PROBLEM DETAILS: Find how many lines contain "JSON" and state only that number.

EXCERPTED DATA:
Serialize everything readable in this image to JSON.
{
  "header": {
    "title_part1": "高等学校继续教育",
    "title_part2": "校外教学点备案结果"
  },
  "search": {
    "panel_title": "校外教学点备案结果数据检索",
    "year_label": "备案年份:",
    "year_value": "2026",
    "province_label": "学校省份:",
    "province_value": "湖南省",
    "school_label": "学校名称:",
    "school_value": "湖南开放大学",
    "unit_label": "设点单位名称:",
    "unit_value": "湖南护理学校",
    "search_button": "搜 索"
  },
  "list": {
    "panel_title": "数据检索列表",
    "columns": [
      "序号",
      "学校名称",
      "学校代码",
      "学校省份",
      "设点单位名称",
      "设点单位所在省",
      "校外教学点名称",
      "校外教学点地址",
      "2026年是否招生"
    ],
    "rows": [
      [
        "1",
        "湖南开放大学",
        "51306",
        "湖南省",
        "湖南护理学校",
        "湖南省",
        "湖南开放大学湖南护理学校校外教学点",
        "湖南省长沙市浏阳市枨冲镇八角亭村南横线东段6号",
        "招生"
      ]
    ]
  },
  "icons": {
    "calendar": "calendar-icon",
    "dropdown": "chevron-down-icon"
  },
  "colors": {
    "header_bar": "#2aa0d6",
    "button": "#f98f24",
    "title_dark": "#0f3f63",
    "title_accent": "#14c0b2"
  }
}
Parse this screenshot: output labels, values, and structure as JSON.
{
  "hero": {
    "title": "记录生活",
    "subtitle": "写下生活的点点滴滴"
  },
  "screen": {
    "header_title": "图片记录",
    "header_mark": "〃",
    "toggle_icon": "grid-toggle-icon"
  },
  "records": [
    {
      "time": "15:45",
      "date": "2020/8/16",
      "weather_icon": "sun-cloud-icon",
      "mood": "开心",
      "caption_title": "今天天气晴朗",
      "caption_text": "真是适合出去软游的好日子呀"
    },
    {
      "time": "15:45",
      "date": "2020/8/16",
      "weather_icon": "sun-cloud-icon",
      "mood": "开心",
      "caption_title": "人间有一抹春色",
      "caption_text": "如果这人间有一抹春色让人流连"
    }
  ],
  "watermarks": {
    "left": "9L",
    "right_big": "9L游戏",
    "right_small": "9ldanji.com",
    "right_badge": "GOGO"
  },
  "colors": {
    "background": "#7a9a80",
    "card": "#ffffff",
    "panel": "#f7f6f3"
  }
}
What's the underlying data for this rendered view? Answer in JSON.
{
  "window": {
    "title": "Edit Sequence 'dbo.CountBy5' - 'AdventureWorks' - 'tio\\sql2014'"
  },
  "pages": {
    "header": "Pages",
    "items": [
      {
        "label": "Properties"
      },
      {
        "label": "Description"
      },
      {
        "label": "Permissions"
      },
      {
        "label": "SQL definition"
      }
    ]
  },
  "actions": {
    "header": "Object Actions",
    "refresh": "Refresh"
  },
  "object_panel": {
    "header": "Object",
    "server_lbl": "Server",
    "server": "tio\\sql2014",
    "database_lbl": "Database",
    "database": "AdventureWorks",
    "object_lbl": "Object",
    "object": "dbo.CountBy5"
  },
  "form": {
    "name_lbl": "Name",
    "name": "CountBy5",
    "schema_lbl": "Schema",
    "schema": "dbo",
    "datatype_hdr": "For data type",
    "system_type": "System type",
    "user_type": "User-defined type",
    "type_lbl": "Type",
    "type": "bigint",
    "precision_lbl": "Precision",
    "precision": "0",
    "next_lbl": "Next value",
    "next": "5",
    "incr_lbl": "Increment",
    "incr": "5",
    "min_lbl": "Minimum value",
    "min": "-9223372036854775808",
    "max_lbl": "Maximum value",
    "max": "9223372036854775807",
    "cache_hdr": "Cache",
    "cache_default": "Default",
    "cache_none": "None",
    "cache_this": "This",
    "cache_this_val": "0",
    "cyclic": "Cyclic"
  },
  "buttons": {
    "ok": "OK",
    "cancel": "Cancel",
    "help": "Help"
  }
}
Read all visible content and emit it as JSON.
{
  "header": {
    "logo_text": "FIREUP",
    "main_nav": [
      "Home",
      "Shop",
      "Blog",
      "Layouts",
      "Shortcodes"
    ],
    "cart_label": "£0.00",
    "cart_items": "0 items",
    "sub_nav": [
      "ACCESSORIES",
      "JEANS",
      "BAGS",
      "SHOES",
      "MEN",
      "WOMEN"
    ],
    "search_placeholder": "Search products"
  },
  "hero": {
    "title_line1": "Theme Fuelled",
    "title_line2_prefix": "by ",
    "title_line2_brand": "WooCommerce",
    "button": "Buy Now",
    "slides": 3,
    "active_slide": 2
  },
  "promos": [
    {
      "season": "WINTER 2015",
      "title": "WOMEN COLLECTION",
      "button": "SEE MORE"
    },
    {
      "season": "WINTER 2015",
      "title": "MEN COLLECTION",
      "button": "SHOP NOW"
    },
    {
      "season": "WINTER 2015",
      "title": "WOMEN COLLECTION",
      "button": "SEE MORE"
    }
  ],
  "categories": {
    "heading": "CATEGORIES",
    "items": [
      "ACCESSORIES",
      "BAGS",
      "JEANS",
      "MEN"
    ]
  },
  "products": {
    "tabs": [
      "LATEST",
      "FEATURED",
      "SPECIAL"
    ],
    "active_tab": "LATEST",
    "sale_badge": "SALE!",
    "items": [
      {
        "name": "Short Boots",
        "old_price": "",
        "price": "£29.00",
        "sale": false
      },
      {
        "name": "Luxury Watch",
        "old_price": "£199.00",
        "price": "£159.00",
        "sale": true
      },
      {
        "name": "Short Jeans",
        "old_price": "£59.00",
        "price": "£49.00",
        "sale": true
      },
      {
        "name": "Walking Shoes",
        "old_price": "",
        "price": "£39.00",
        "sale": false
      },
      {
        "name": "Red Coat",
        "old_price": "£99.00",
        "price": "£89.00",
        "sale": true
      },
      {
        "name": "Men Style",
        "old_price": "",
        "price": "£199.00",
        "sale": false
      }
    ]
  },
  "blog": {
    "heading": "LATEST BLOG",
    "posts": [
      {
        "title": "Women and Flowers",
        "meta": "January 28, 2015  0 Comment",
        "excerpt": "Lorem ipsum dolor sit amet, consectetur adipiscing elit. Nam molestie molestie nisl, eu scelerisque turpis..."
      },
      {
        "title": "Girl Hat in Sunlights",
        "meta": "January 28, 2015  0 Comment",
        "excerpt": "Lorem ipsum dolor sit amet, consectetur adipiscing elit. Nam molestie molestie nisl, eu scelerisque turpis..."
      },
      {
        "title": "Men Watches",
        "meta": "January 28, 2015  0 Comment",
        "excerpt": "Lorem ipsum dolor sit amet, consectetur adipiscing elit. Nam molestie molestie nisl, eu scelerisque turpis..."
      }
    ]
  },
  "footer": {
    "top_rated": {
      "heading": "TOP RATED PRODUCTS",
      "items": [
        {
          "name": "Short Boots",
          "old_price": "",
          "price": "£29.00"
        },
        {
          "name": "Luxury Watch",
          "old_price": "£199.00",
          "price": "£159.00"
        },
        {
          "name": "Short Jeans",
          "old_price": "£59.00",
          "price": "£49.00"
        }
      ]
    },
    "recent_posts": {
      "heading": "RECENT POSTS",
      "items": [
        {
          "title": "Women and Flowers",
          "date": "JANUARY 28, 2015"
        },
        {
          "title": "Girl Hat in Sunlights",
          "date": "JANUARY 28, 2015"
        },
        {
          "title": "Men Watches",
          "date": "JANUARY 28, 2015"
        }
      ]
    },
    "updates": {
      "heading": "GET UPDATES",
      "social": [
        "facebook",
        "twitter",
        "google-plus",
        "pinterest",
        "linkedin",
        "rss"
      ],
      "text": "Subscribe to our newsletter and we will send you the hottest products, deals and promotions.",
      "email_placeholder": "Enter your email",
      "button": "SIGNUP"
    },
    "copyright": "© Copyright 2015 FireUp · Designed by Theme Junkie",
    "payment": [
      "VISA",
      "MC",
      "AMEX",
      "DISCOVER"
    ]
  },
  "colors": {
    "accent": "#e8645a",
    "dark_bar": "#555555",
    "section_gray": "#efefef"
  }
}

ANSWER TO THE TASK: 4